[Structured figure records]
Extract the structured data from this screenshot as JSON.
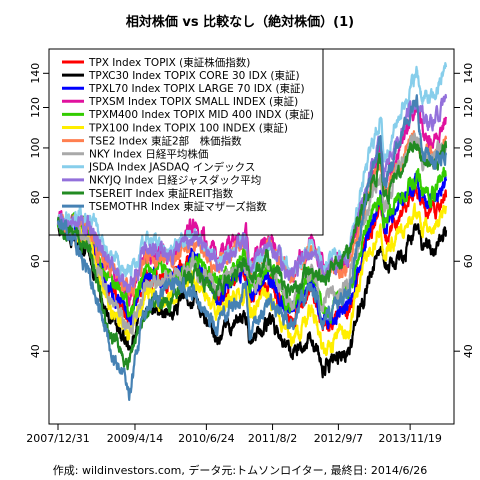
{
  "chart_data": {
    "type": "line",
    "title": "相対株価 vs 比較なし（絶対株価）(1)",
    "caption": "作成: wildinvestors.com, データ元:トムソンロイター, 最終日: 2014/6/26",
    "x_ticks": [
      "2007/12/31",
      "2009/4/14",
      "2010/6/24",
      "2011/8/2",
      "2012/9/7",
      "2013/11/19"
    ],
    "x_range": [
      "2007/12/31",
      "2014/6/26"
    ],
    "y_scale": "log",
    "ylim": [
      30,
      150
    ],
    "y_ticks_left": [
      40,
      60,
      80,
      100,
      120,
      140
    ],
    "y_ticks_right": [
      40,
      60,
      80,
      100,
      120,
      140
    ],
    "grid": false,
    "legend_position": "top-left",
    "x": [
      "2007/12/31",
      "2008/6/30",
      "2008/10/27",
      "2009/3/10",
      "2009/6/15",
      "2009/12/1",
      "2010/4/5",
      "2010/8/31",
      "2011/2/21",
      "2011/3/15",
      "2011/7/8",
      "2011/11/25",
      "2012/3/27",
      "2012/6/4",
      "2012/11/14",
      "2013/5/22",
      "2013/6/13",
      "2013/12/30",
      "2014/2/4",
      "2014/4/11",
      "2014/6/26"
    ],
    "series": [
      {
        "name": "TPX Index TOPIX (東証株価指数)",
        "color": "#ff0000",
        "values": [
          72,
          67,
          53,
          46,
          56,
          55,
          61,
          51,
          58,
          51,
          55,
          46,
          54,
          45,
          48,
          78,
          66,
          82,
          76,
          75,
          80
        ]
      },
      {
        "name": "TPXC30 Index TOPIX CORE 30 IDX (東証)",
        "color": "#000000",
        "values": [
          72,
          63,
          48,
          40,
          48,
          48,
          51,
          43,
          48,
          42,
          46,
          39,
          43,
          37,
          40,
          65,
          56,
          68,
          63,
          62,
          69
        ]
      },
      {
        "name": "TPXL70 Index TOPIX LARGE 70 IDX (東証)",
        "color": "#0000ff",
        "values": [
          72,
          68,
          54,
          46,
          56,
          55,
          61,
          51,
          59,
          52,
          56,
          47,
          55,
          46,
          49,
          82,
          69,
          87,
          80,
          79,
          87
        ]
      },
      {
        "name": "TPXSM Index TOPIX SMALL INDEX (東証)",
        "color": "#e0119d",
        "values": [
          72,
          70,
          59,
          51,
          61,
          62,
          71,
          61,
          68,
          60,
          66,
          57,
          67,
          59,
          61,
          100,
          84,
          118,
          105,
          104,
          115
        ]
      },
      {
        "name": "TPXM400 Index TOPIX MID 400 INDX (東証)",
        "color": "#33cc00",
        "values": [
          72,
          70,
          56,
          48,
          58,
          56,
          62,
          54,
          61,
          54,
          58,
          49,
          57,
          48,
          52,
          82,
          70,
          89,
          82,
          81,
          88
        ]
      },
      {
        "name": "TPX100 Index TOPIX 100 INDEX (東証)",
        "color": "#ffee00",
        "values": [
          72,
          65,
          50,
          43,
          52,
          51,
          56,
          47,
          53,
          47,
          51,
          42,
          48,
          41,
          44,
          73,
          62,
          76,
          70,
          69,
          77
        ]
      },
      {
        "name": "TSE2 Index 東証2部　株価指数",
        "color": "#ff7f50",
        "values": [
          72,
          71,
          60,
          52,
          62,
          60,
          66,
          59,
          65,
          58,
          64,
          56,
          63,
          57,
          59,
          95,
          82,
          106,
          97,
          96,
          104
        ]
      },
      {
        "name": "NKY Index 日経平均株価",
        "color": "#a9a9a9",
        "values": [
          72,
          66,
          51,
          44,
          54,
          56,
          60,
          53,
          60,
          53,
          57,
          49,
          58,
          49,
          55,
          90,
          76,
          107,
          96,
          95,
          101
        ]
      },
      {
        "name": "JSDA Index JASDAQ インデックス",
        "color": "#87ceeb",
        "values": [
          72,
          73,
          63,
          56,
          65,
          64,
          68,
          60,
          66,
          58,
          65,
          57,
          66,
          60,
          63,
          115,
          95,
          140,
          125,
          124,
          144
        ]
      },
      {
        "name": "NKYJQ Index 日経ジャスダック平均",
        "color": "#9370db",
        "values": [
          72,
          71,
          61,
          53,
          63,
          62,
          67,
          59,
          66,
          58,
          64,
          56,
          64,
          57,
          61,
          105,
          89,
          128,
          113,
          112,
          125
        ]
      },
      {
        "name": "TSEREIT Index 東証REIT指数",
        "color": "#228b22",
        "values": [
          72,
          63,
          44,
          38,
          48,
          50,
          57,
          52,
          61,
          55,
          61,
          51,
          58,
          55,
          63,
          95,
          80,
          100,
          93,
          92,
          100
        ]
      },
      {
        "name": "TSEMOTHR Index 東証マザーズ指数",
        "color": "#4682b4",
        "values": [
          72,
          58,
          42,
          33,
          48,
          55,
          52,
          45,
          53,
          44,
          50,
          45,
          55,
          46,
          52,
          105,
          82,
          125,
          97,
          95,
          97
        ]
      }
    ]
  }
}
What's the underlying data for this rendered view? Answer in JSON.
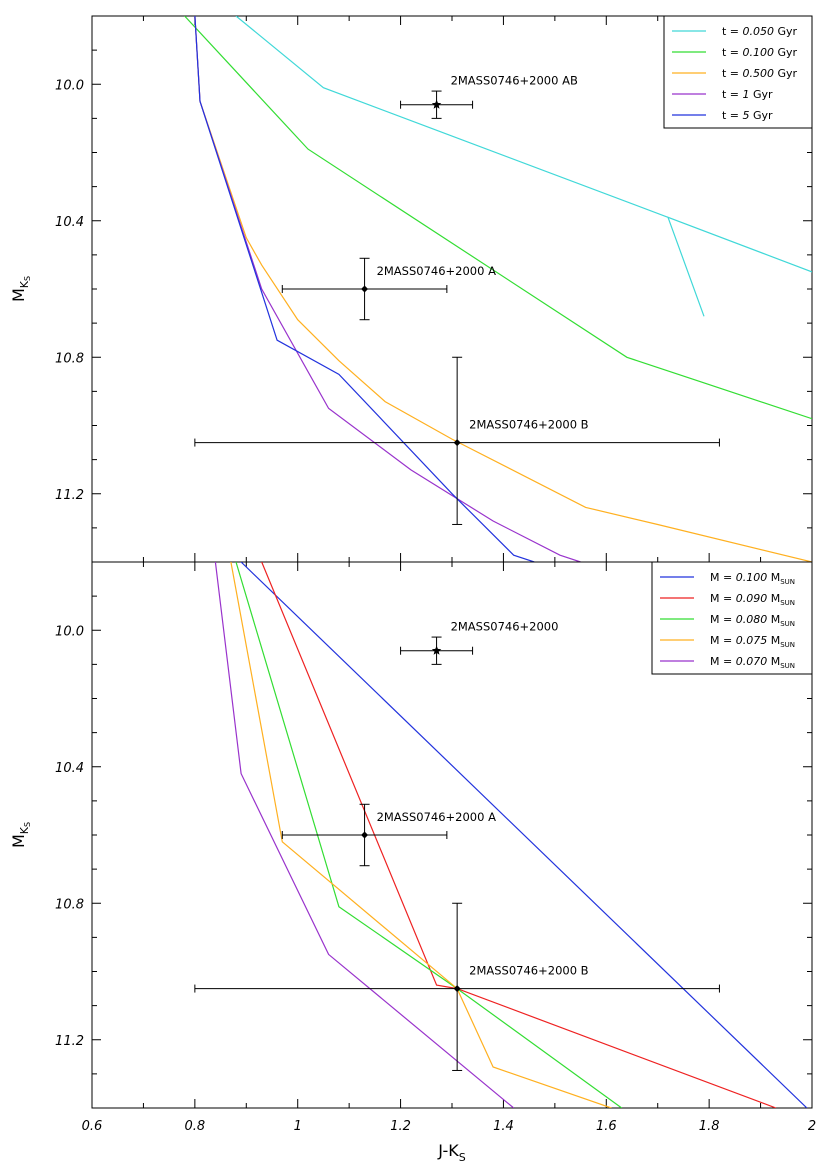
{
  "chart_data": [
    {
      "type": "line",
      "panel": "top",
      "xlabel": "J-K",
      "xlabel_sub": "S",
      "ylabel": "M",
      "ylabel_sub": "K",
      "ylabel_subsub": "S",
      "xlim": [
        0.6,
        2.0
      ],
      "ylim": [
        11.4,
        9.8
      ],
      "y_ticks": [
        10.0,
        10.4,
        10.8,
        11.2
      ],
      "y_tick_labels": [
        "10.0",
        "10.4",
        "10.8",
        "11.2"
      ],
      "legend_position": "top-right",
      "series": [
        {
          "name": "t = 0.050 Gyr",
          "label_prefix": "t = ",
          "label_value": "0.050",
          "label_unit": " Gyr",
          "color": "#40d8d8",
          "x": [
            0.88,
            1.05,
            1.72,
            1.79,
            1.72,
            2.0
          ],
          "y": [
            9.8,
            10.01,
            10.39,
            10.68,
            10.39,
            10.55
          ]
        },
        {
          "name": "t = 0.100 Gyr",
          "label_prefix": "t = ",
          "label_value": "0.100",
          "label_unit": " Gyr",
          "color": "#33dd33",
          "x": [
            0.78,
            1.02,
            1.64,
            2.0
          ],
          "y": [
            9.8,
            10.19,
            10.8,
            10.98
          ]
        },
        {
          "name": "t = 0.500 Gyr",
          "label_prefix": "t = ",
          "label_value": "0.500",
          "label_unit": " Gyr",
          "color": "#ffb020",
          "x": [
            0.8,
            0.81,
            0.9,
            0.93,
            1.0,
            1.08,
            1.17,
            1.3,
            1.56,
            1.7,
            2.0
          ],
          "y": [
            9.8,
            10.05,
            10.45,
            10.53,
            10.69,
            10.81,
            10.93,
            11.04,
            11.24,
            11.29,
            11.4
          ]
        },
        {
          "name": "t = 1 Gyr",
          "label_prefix": "t = ",
          "label_value": "1",
          "label_unit": " Gyr",
          "color": "#9933cc",
          "x": [
            0.8,
            0.81,
            0.93,
            1.06,
            1.22,
            1.38,
            1.51,
            1.55
          ],
          "y": [
            9.8,
            10.05,
            10.6,
            10.95,
            11.13,
            11.28,
            11.38,
            11.4
          ]
        },
        {
          "name": "t = 5 Gyr",
          "label_prefix": "t = ",
          "label_value": "5",
          "label_unit": " Gyr",
          "color": "#2233dd",
          "x": [
            0.8,
            0.81,
            0.96,
            1.08,
            1.3,
            1.42,
            1.46
          ],
          "y": [
            9.8,
            10.05,
            10.75,
            10.85,
            11.2,
            11.38,
            11.4
          ]
        }
      ],
      "points": [
        {
          "label": "2MASS0746+2000 AB",
          "marker": "star",
          "x": 1.27,
          "y": 10.06,
          "xerr": [
            1.2,
            1.34
          ],
          "yerr": [
            10.02,
            10.1
          ]
        },
        {
          "label": "2MASS0746+2000 A",
          "marker": "diamond",
          "x": 1.13,
          "y": 10.6,
          "xerr": [
            0.97,
            1.29
          ],
          "yerr": [
            10.51,
            10.69
          ]
        },
        {
          "label": "2MASS0746+2000 B",
          "marker": "diamond",
          "x": 1.31,
          "y": 11.05,
          "xerr": [
            0.8,
            1.82
          ],
          "yerr": [
            10.8,
            11.29
          ]
        }
      ]
    },
    {
      "type": "line",
      "panel": "bottom",
      "xlabel": "J-K",
      "xlabel_sub": "S",
      "ylabel": "M",
      "ylabel_sub": "K",
      "ylabel_subsub": "S",
      "xlim": [
        0.6,
        2.0
      ],
      "ylim": [
        11.4,
        9.8
      ],
      "x_ticks": [
        0.6,
        0.8,
        1.0,
        1.2,
        1.4,
        1.6,
        1.8,
        2.0
      ],
      "x_tick_labels": [
        "0.6",
        "0.8",
        "1",
        "1.2",
        "1.4",
        "1.6",
        "1.8",
        "2"
      ],
      "y_ticks": [
        10.0,
        10.4,
        10.8,
        11.2
      ],
      "y_tick_labels": [
        "10.0",
        "10.4",
        "10.8",
        "11.2"
      ],
      "legend_position": "top-right",
      "series": [
        {
          "name": "M = 0.100 M_SUN",
          "label_prefix": "M = ",
          "label_value": "0.100",
          "label_unit": " M",
          "label_sub": "SUN",
          "color": "#2233dd",
          "x": [
            0.89,
            1.99
          ],
          "y": [
            9.8,
            11.4
          ]
        },
        {
          "name": "M = 0.090 M_SUN",
          "label_prefix": "M = ",
          "label_value": "0.090",
          "label_unit": " M",
          "label_sub": "SUN",
          "color": "#ee2222",
          "x": [
            0.93,
            1.27,
            1.31,
            1.93
          ],
          "y": [
            9.8,
            11.04,
            11.05,
            11.4
          ]
        },
        {
          "name": "M = 0.080 M_SUN",
          "label_prefix": "M = ",
          "label_value": "0.080",
          "label_unit": " M",
          "label_sub": "SUN",
          "color": "#33dd33",
          "x": [
            0.88,
            1.08,
            1.31,
            1.63
          ],
          "y": [
            9.8,
            10.81,
            11.05,
            11.4
          ]
        },
        {
          "name": "M = 0.075 M_SUN",
          "label_prefix": "M = ",
          "label_value": "0.075",
          "label_unit": " M",
          "label_sub": "SUN",
          "color": "#ffb020",
          "x": [
            0.87,
            0.97,
            1.31,
            1.38,
            1.61
          ],
          "y": [
            9.8,
            10.62,
            11.05,
            11.28,
            11.4
          ]
        },
        {
          "name": "M = 0.070 M_SUN",
          "label_prefix": "M = ",
          "label_value": "0.070",
          "label_unit": " M",
          "label_sub": "SUN",
          "color": "#9933cc",
          "x": [
            0.84,
            0.89,
            1.06,
            1.42
          ],
          "y": [
            9.8,
            10.42,
            10.95,
            11.4
          ]
        }
      ],
      "points": [
        {
          "label": "2MASS0746+2000",
          "marker": "star",
          "x": 1.27,
          "y": 10.06,
          "xerr": [
            1.2,
            1.34
          ],
          "yerr": [
            10.02,
            10.1
          ]
        },
        {
          "label": "2MASS0746+2000 A",
          "marker": "diamond",
          "x": 1.13,
          "y": 10.6,
          "xerr": [
            0.97,
            1.29
          ],
          "yerr": [
            10.51,
            10.69
          ]
        },
        {
          "label": "2MASS0746+2000 B",
          "marker": "diamond",
          "x": 1.31,
          "y": 11.05,
          "xerr": [
            0.8,
            1.82
          ],
          "yerr": [
            10.8,
            11.29
          ]
        }
      ]
    }
  ]
}
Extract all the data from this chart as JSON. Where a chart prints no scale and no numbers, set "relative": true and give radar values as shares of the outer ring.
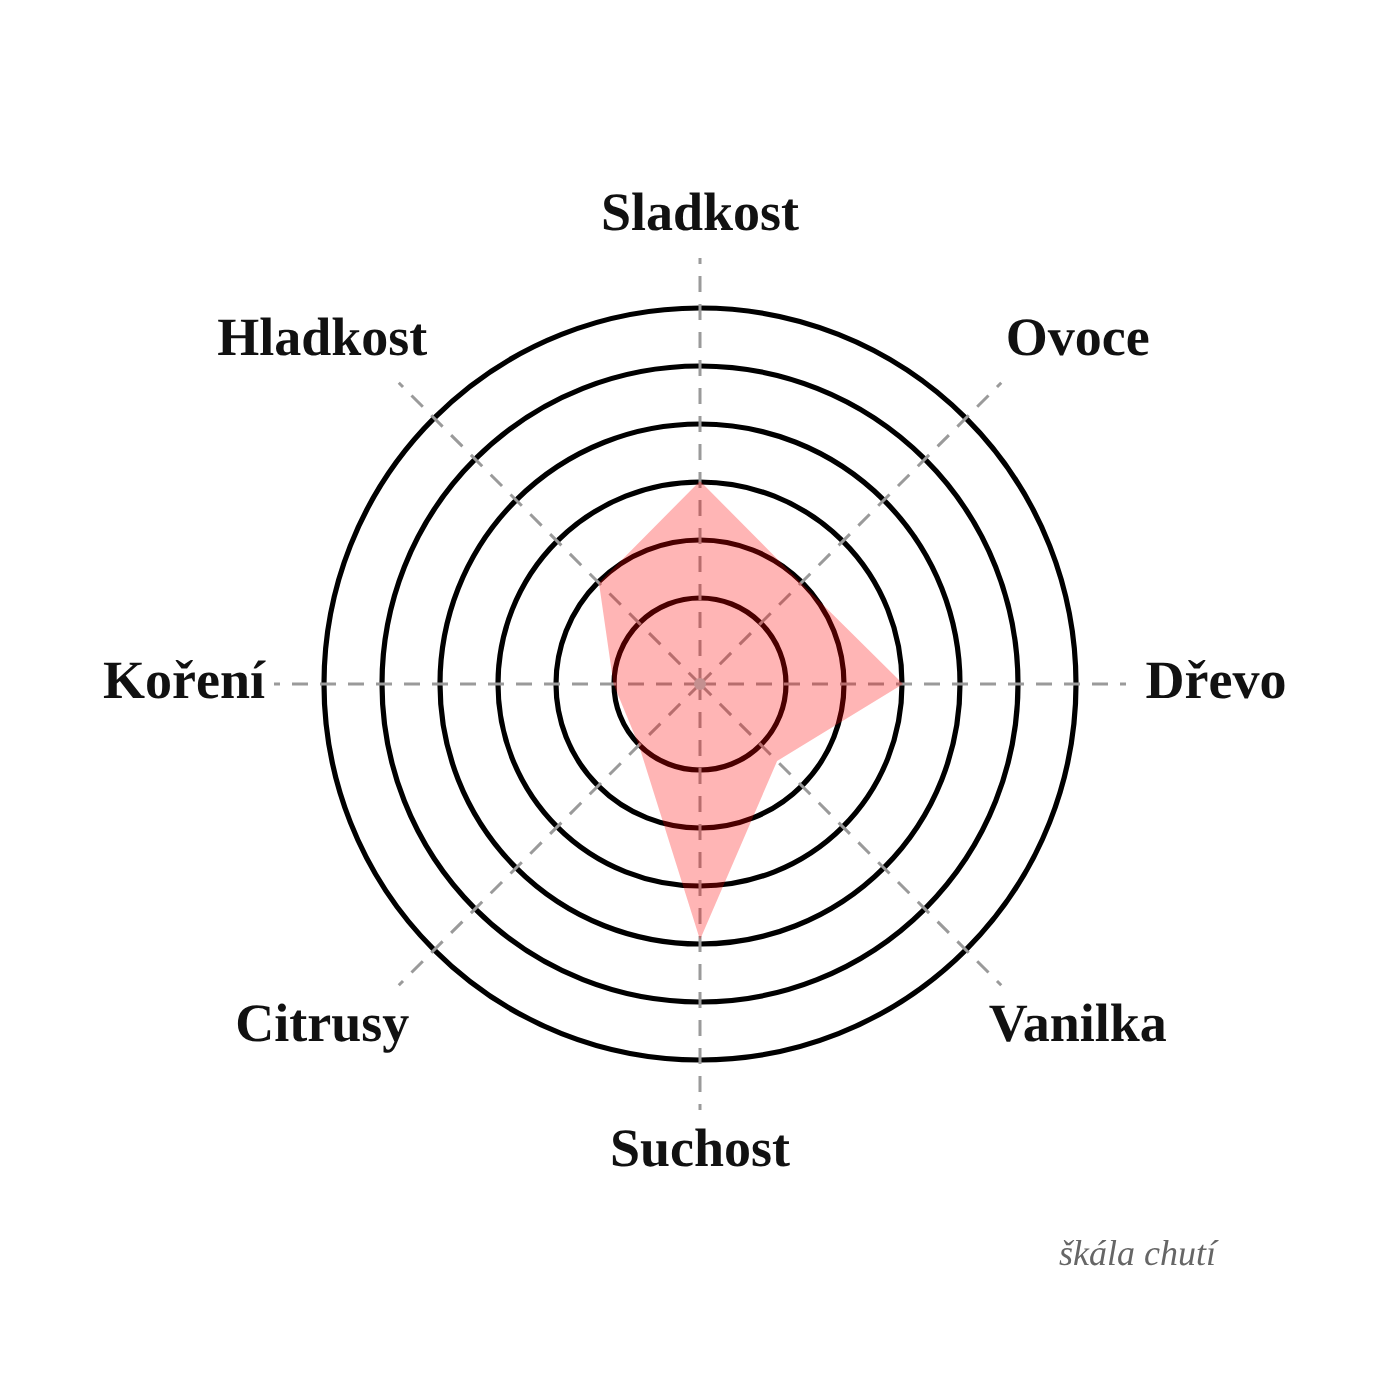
{
  "chart_data": {
    "type": "radar",
    "categories": [
      "Sladkost",
      "Ovoce",
      "Dřevo",
      "Vanilka",
      "Suchost",
      "Citrusy",
      "Koření",
      "Hladkost"
    ],
    "relative": true,
    "series": [
      {
        "color": "#ffb5b5",
        "values": [
          0.54,
          0.38,
          0.54,
          0.29,
          0.68,
          0.23,
          0.23,
          0.38
        ]
      }
    ],
    "grid": true,
    "legend": false,
    "marker": "none",
    "annotations": [
      "škála chutí"
    ]
  }
}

--- THE REQUEST ---
Looking at the records above, report how many lines contain the word "TOPIX". Answer with the number only.

--- COMPLETE ANSWER ---
6